(TEXT SHOWN):
◆ ◆ ◆

This article was reported by the Teacher Project at Columbia University School of Journalism with support from ProPublica.
Officials in three cities are rethinking their relationship with for-profit Camelot Education, which runs alternative programs for more than 3,000 students with emotional, behavioral, or academic difficulties.
In Philadelphia, a councilwoman is seeking more information about the city’s alternative schools, including their disciplinary practices, in the wake of a report on alleged physical abuse of students by Camelot staff members. Camelot has a contract with the Philadelphia school district for almost $10 million a year to run four schools. Alternative schools typically take in students who have left regular high schools after violating disciplinary codes or falling behind academically.
“There is almost zero public data about these schools,” Helen Gym, the councilwoman, said in a recent interview. “These are very vulnerable young people who end up in these programs where a lot of information about them drops off the books.”
In addition, Teach for America’s Philadelphia branch said it will no longer place teachers in Camelot schools. While the decision to end the partnership after this school year is not related to abuse allegations, “We take allegations of this kind very seriously,” the organization said. Tremaine Johnson, a former executive director of Teach for America in Philadelphia, expressed concern in an interview about what he called Camelot’s “incarceration type of environment.”
Camelot also suffered a setback in Houston, where it manages one school under an $8.6 million contract. On March 9, a day after ProPublica and Slate published the report on Camelot, the Houston school board voted unanimously to end the contract with the company and bring management of its alternative school operations in-house. It’s unclear if the decision was related to the article.
And in Columbus, Georgia, the school board Monday night delayed a vote on hiring Camelot to take over alternative education programs in Muscogee County School District. It decided to hold two public forums first so that residents can learn about and respond to the proposal.
After reading the report on Camelot, Muscogee board member Cathy Williams said in an interview that she wanted time to conduct her own research on the company. “Whenever you seek out private service providers for highly specialized services, track record matters a lot,” she said. The article “probably did provoke some qualifying questions from myself.”
More than a dozen Camelot students have alleged in interviews or documents that they were shoved, beaten, or thrown—assaults almost always referred to as “slamming”—by Camelot staff members, in separate incidents that span 10 years and three states. Two other students, and five Camelot staff members, said they had personally witnessed beatings or physical aggression by staff. The abuse allegedly occurred in Camelot programs in Philadelphia and two other Pennsylvania cities, Reading and Lancaster, as well as in Pensacola, Florida, and New Orleans. For the most part, staffers who allegedly assaulted students have faced no criminal charges or internal discipline; some have even been promoted.
In one case, a Pensacola family alleged a month ago that a Camelot staffer knocked a 13-year-old to the ground, causing a bloody abrasion near the student’s eye. Both Camelot and the teenager’s mother, Pauline Ball, said the Florida Department of Children and Families was investigating the incident but has yet to issue a report. Camelot said the staff member was trying to break up a fight and that the injury was an accident.
About half a million people in the United States attend alternative schools, which frequently serve as a last resort for struggling minority and low-income students. They are publicly funded but often managed by private, for-profit companies such as Camelot, which was founded in 2002.

◆ ◆ ◆

(STORED DATA):

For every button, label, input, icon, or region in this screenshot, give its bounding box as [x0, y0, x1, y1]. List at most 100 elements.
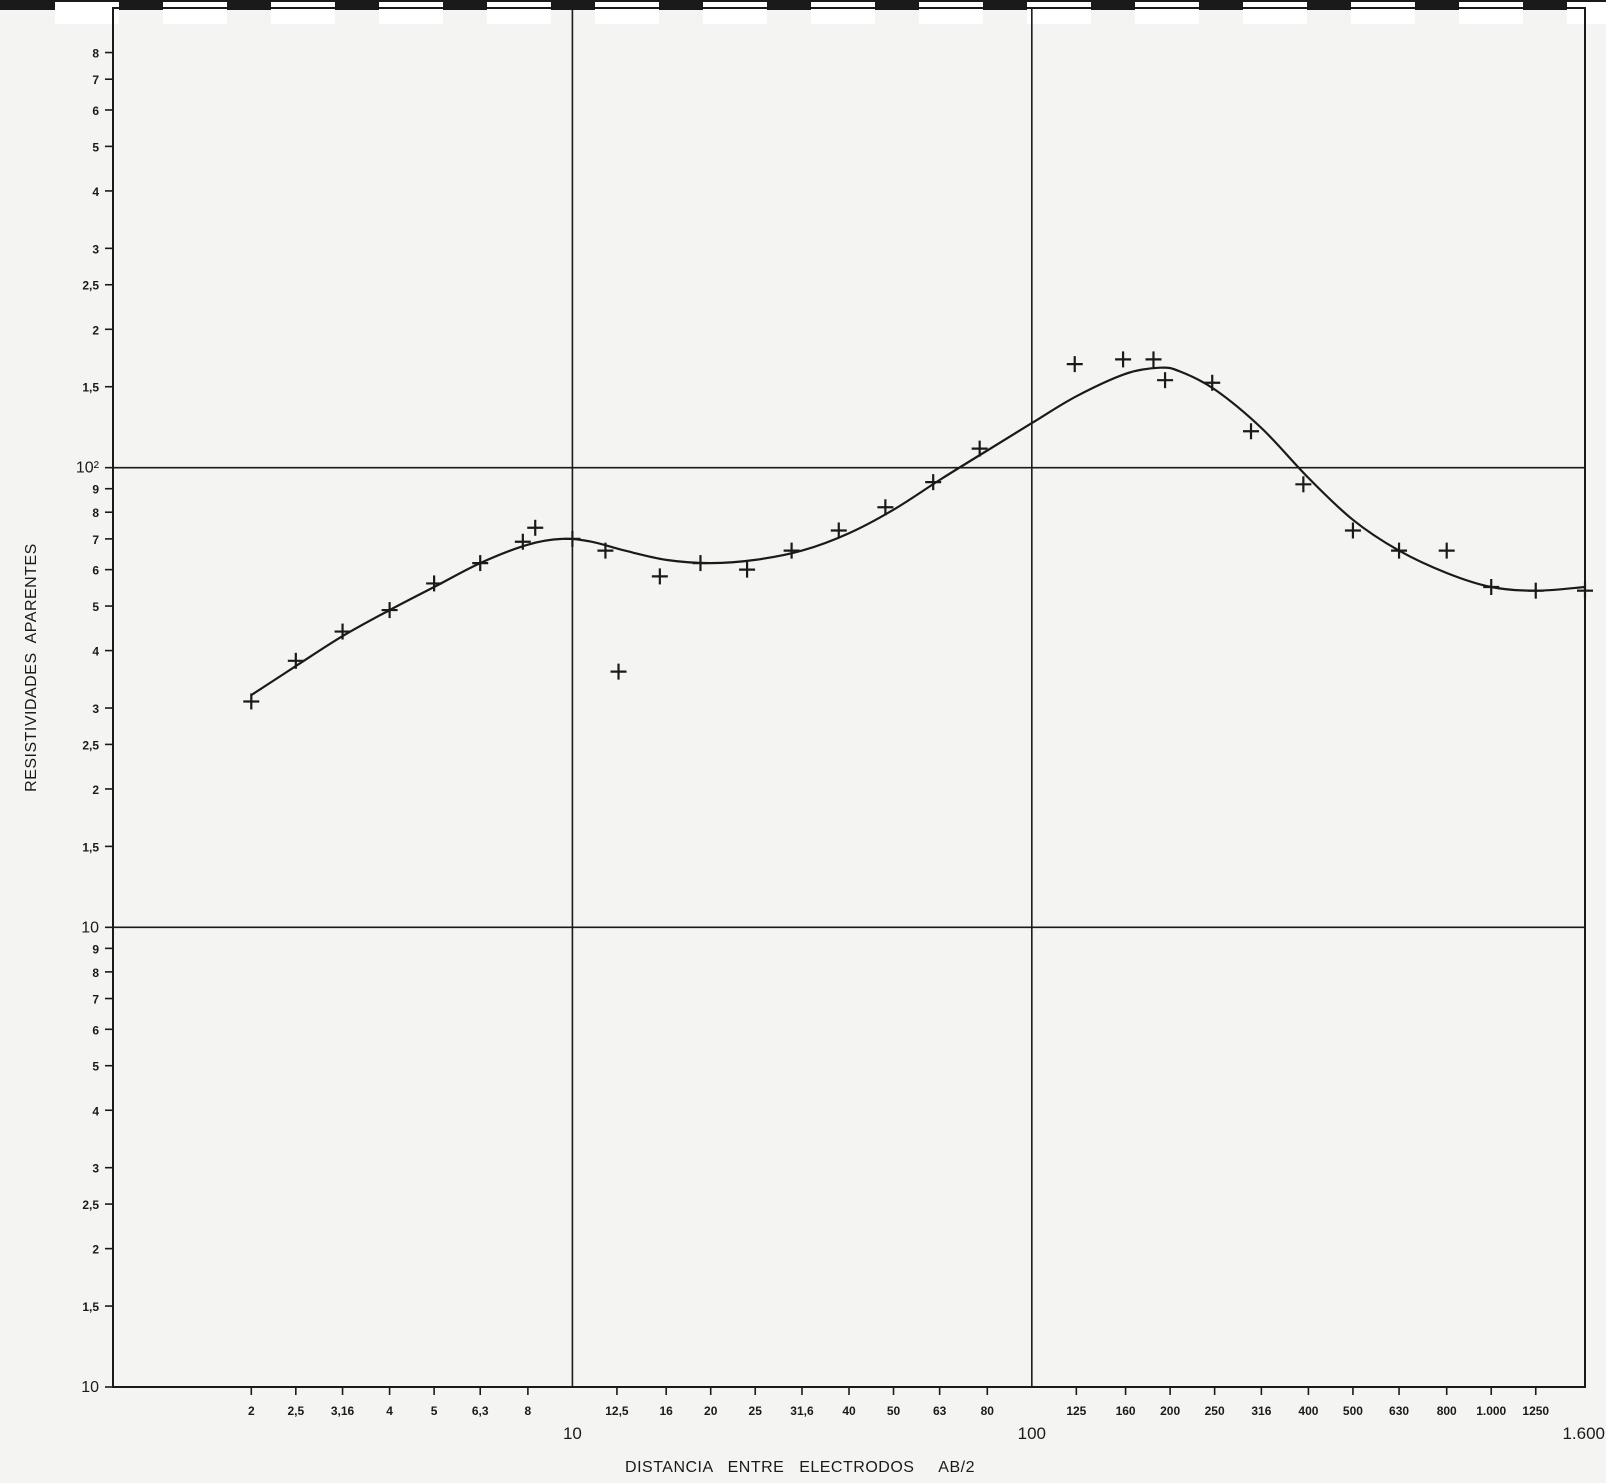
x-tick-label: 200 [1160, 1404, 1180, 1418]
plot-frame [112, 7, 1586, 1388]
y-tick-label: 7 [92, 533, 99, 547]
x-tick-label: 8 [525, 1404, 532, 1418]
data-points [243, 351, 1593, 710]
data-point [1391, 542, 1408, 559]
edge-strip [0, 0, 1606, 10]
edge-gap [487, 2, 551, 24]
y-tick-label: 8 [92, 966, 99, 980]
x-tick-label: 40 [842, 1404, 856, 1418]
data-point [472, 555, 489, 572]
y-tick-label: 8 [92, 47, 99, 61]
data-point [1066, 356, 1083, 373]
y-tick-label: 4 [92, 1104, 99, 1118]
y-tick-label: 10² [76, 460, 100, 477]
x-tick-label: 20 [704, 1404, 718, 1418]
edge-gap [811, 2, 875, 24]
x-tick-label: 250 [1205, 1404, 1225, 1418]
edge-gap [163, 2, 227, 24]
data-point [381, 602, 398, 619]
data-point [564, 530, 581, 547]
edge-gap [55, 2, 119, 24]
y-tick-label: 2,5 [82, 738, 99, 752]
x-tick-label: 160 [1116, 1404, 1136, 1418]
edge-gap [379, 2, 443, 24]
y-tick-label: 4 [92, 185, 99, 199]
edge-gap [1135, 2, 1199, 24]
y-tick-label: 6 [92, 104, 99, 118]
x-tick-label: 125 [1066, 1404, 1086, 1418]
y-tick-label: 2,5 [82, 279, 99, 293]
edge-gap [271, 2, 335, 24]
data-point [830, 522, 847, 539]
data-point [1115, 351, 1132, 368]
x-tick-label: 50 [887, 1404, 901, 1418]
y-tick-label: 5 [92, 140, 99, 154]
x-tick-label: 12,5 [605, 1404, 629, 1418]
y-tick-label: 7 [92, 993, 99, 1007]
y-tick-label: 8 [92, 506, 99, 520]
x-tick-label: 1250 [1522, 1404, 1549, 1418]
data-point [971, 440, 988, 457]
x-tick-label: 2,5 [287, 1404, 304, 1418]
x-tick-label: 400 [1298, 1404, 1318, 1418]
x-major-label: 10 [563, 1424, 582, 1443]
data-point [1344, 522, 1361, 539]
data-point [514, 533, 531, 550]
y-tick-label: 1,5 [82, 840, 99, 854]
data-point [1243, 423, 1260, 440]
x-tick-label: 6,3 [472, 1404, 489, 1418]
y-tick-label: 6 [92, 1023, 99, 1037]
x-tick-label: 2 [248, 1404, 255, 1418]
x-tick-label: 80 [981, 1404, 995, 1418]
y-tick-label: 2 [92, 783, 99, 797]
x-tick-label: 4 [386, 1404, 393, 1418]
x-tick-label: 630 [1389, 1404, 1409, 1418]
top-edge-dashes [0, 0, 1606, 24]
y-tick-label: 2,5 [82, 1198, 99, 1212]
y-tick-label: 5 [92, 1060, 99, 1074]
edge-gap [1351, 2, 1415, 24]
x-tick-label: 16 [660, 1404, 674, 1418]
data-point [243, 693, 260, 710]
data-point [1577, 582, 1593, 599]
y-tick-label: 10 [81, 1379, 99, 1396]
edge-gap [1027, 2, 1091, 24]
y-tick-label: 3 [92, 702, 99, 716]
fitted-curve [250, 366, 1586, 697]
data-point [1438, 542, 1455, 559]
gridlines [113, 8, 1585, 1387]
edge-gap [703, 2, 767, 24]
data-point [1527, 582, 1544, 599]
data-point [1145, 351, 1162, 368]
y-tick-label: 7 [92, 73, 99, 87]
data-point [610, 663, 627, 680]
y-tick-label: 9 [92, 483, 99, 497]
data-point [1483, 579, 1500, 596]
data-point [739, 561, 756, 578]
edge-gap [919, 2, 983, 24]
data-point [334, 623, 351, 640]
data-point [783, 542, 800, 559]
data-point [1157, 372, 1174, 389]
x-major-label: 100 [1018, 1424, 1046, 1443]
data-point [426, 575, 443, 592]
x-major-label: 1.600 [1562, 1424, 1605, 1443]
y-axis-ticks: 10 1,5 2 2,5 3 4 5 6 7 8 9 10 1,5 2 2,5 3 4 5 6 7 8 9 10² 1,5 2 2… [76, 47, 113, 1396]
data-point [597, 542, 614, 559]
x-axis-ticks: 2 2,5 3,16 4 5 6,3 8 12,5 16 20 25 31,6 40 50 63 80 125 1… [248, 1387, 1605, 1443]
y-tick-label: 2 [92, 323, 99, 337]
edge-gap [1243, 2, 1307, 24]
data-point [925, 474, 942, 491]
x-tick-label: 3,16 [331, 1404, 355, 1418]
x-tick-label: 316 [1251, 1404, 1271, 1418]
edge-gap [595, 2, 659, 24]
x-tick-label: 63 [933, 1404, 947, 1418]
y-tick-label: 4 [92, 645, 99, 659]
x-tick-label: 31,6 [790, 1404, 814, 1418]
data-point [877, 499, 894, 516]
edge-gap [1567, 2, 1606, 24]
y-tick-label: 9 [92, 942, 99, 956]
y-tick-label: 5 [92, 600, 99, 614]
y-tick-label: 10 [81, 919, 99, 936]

◆ ◆ ◆

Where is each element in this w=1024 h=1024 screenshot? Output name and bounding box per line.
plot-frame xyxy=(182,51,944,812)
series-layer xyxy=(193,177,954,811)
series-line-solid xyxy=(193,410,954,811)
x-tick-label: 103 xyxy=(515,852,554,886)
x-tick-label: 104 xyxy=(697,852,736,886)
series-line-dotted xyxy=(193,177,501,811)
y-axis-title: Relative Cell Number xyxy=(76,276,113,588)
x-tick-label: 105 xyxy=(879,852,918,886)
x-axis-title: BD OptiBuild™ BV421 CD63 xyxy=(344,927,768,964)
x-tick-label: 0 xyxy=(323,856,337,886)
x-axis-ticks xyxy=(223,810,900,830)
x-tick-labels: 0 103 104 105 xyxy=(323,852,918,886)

◆ ◆ ◆

(TASK OBJECTIVE): In the article on Camelot Education, copy the passage between "In Philadelphia, a" and "falling behind academically.", inclusive, swapping "councilwoman" for "council member" everywhere it occurs. The entries are not needed for this work.

(EXERCISE RESULT):
In Philadelphia, a council member is seeking more information about the city’s alternative schools, including their disciplinary practices, in the wake of a report on alleged physical abuse of students by Camelot staff members. Camelot has a contract with the Philadelphia school district for almost $10 million a year to run four schools. Alternative schools typically take in students who have left regular high schools after violating disciplinary codes or falling behind academically.